◆ **Work to do**
Go through the material and pull out every line with the string "JSON" in it.

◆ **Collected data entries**

>> START

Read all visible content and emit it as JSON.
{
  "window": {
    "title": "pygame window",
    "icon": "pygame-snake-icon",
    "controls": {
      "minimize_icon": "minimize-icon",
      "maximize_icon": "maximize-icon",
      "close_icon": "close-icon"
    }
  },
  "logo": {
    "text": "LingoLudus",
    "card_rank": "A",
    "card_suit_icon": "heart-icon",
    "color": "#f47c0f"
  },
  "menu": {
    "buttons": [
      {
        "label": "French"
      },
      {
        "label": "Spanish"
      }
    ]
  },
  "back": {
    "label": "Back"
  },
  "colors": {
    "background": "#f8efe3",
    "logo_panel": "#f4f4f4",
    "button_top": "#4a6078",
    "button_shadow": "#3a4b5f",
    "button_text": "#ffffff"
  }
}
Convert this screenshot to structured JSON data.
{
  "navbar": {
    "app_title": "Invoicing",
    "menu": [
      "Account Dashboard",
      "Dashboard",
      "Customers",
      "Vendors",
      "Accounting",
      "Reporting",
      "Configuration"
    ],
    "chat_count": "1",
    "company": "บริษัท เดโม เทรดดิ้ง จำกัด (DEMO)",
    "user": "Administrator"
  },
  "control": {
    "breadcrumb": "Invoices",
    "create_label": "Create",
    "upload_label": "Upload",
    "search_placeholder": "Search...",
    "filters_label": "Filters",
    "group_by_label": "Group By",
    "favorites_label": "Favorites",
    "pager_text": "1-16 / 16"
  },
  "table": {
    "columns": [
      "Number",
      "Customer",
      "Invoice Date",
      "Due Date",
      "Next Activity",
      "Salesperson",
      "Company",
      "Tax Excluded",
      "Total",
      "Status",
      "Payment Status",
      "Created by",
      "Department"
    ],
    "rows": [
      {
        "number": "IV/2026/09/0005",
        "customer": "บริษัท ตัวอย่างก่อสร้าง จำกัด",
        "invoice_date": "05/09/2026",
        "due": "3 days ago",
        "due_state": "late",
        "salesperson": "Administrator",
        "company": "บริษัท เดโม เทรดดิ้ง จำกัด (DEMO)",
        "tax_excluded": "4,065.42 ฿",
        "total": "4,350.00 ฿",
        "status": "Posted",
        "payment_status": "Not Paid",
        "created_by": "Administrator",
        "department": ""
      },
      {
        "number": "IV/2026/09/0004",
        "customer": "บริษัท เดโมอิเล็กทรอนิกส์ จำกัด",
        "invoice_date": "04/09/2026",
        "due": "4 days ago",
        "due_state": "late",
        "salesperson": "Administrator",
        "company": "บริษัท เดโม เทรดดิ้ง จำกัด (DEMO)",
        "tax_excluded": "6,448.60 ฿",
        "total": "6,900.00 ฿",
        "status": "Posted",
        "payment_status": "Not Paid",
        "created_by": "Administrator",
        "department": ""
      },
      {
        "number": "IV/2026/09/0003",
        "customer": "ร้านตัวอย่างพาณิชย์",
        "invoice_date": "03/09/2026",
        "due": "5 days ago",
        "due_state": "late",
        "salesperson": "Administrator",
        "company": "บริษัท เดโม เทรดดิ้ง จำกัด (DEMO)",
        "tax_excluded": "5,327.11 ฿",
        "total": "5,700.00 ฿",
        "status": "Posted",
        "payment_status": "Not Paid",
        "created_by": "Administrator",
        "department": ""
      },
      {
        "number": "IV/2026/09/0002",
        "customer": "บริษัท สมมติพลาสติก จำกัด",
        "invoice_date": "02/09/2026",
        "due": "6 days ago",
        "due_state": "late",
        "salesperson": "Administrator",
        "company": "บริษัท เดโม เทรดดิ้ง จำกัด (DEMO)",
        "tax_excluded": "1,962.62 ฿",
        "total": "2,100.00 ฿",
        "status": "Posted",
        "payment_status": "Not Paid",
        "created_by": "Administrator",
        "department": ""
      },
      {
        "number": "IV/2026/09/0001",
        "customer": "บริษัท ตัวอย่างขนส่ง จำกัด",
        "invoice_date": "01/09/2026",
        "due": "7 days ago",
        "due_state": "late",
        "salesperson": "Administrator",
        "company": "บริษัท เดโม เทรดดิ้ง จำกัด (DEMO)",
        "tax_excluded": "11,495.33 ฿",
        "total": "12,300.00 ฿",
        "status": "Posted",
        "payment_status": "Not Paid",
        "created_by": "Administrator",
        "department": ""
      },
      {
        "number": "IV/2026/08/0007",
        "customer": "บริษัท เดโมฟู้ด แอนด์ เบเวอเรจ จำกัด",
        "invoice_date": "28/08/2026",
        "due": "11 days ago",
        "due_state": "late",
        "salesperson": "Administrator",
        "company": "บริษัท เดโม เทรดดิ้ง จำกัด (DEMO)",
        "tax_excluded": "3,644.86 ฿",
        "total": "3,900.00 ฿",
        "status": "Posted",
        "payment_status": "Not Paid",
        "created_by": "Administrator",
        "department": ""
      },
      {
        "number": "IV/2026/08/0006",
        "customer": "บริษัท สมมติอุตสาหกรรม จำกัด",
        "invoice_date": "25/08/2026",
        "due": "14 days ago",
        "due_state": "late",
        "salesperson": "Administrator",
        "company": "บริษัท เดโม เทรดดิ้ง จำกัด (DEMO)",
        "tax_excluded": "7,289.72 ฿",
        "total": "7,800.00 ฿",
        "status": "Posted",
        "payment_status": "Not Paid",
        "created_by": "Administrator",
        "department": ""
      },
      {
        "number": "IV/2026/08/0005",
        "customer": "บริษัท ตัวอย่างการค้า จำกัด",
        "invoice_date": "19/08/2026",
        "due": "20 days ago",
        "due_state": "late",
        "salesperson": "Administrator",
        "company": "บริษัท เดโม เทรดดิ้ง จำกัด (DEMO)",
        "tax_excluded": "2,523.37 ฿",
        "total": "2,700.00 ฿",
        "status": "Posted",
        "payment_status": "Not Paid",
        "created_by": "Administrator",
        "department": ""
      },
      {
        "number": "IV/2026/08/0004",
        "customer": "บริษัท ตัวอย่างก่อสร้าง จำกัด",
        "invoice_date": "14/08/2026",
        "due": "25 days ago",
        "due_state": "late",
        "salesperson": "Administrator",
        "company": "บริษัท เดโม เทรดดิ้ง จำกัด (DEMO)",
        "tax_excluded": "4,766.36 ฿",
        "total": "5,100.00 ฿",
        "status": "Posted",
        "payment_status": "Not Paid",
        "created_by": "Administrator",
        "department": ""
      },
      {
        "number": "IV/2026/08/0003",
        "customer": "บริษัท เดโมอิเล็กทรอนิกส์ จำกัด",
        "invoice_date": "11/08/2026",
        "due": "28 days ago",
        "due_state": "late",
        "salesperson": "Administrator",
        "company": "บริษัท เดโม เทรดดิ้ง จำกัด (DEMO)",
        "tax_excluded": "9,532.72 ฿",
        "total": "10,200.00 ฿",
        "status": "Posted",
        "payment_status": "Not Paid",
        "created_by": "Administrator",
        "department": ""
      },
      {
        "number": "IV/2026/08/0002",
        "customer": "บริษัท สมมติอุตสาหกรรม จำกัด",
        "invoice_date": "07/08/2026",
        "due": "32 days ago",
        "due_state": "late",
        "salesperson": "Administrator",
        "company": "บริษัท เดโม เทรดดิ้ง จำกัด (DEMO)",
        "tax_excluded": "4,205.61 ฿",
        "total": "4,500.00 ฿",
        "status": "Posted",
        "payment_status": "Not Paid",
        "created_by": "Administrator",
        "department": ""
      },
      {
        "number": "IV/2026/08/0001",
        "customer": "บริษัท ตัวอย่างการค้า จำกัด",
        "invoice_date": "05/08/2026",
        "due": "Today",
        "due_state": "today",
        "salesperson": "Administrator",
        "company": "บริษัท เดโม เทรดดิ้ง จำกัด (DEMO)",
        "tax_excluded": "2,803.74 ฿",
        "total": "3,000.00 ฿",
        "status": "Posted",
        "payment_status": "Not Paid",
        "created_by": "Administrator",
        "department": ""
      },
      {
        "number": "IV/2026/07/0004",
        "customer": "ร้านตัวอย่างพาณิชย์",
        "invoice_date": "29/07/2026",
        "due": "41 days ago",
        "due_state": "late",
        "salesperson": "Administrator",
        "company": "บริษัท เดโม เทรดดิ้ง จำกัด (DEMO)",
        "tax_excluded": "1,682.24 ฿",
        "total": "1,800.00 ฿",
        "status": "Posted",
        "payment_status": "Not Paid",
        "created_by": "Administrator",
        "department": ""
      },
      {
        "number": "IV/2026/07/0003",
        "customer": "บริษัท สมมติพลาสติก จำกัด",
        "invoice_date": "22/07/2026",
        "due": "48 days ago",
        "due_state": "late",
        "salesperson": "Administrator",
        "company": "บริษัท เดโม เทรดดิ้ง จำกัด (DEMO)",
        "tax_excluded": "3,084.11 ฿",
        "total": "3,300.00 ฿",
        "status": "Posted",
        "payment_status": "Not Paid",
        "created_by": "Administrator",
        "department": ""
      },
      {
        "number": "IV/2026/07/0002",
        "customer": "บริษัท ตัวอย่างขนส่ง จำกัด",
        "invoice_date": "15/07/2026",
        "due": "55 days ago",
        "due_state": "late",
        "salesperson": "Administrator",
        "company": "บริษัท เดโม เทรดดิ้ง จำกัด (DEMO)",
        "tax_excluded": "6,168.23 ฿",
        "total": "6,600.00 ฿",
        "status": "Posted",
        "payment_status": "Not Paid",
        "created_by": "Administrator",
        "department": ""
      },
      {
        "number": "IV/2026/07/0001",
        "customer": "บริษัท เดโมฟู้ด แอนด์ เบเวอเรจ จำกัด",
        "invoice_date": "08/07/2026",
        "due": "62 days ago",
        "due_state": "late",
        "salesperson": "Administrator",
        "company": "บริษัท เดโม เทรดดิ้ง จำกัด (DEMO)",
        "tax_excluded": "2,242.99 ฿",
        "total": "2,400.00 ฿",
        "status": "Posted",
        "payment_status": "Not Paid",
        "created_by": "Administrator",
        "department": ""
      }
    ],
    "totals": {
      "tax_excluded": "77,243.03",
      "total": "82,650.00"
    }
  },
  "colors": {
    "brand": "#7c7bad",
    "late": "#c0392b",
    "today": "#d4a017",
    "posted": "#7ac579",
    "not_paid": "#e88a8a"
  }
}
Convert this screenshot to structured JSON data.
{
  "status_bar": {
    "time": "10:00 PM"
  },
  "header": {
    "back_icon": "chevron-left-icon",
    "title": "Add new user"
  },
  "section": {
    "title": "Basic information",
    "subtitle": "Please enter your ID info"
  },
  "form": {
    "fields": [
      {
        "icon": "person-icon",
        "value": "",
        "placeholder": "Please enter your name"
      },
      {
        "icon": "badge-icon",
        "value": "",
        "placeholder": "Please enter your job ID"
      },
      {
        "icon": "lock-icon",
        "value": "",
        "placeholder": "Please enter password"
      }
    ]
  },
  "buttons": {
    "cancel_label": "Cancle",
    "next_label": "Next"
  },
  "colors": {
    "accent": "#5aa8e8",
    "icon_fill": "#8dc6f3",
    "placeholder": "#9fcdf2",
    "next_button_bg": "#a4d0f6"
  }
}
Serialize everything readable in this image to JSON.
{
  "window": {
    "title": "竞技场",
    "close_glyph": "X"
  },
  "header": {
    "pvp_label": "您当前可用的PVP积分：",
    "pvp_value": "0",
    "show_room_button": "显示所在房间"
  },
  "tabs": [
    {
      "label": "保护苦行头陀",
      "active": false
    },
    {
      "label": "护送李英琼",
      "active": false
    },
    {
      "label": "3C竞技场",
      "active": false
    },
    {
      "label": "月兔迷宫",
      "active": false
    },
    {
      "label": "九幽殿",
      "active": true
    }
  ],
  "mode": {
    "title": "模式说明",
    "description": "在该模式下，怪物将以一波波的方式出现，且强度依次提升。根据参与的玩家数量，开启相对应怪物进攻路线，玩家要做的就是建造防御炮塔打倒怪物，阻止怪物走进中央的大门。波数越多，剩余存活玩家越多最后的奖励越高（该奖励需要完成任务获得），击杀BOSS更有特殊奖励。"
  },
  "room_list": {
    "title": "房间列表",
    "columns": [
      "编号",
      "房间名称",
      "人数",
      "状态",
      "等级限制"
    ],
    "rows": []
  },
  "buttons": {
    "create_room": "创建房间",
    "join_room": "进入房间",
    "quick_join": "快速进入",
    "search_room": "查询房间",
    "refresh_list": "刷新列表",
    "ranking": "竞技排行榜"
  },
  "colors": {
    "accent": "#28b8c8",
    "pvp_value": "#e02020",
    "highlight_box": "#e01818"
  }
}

>> END

◆ **Solution for this exercise**
Read all visible content and emit it as JSON.
Convert this screenshot to structured JSON data.
Convert this screenshot to structured JSON data.
Serialize everything readable in this image to JSON.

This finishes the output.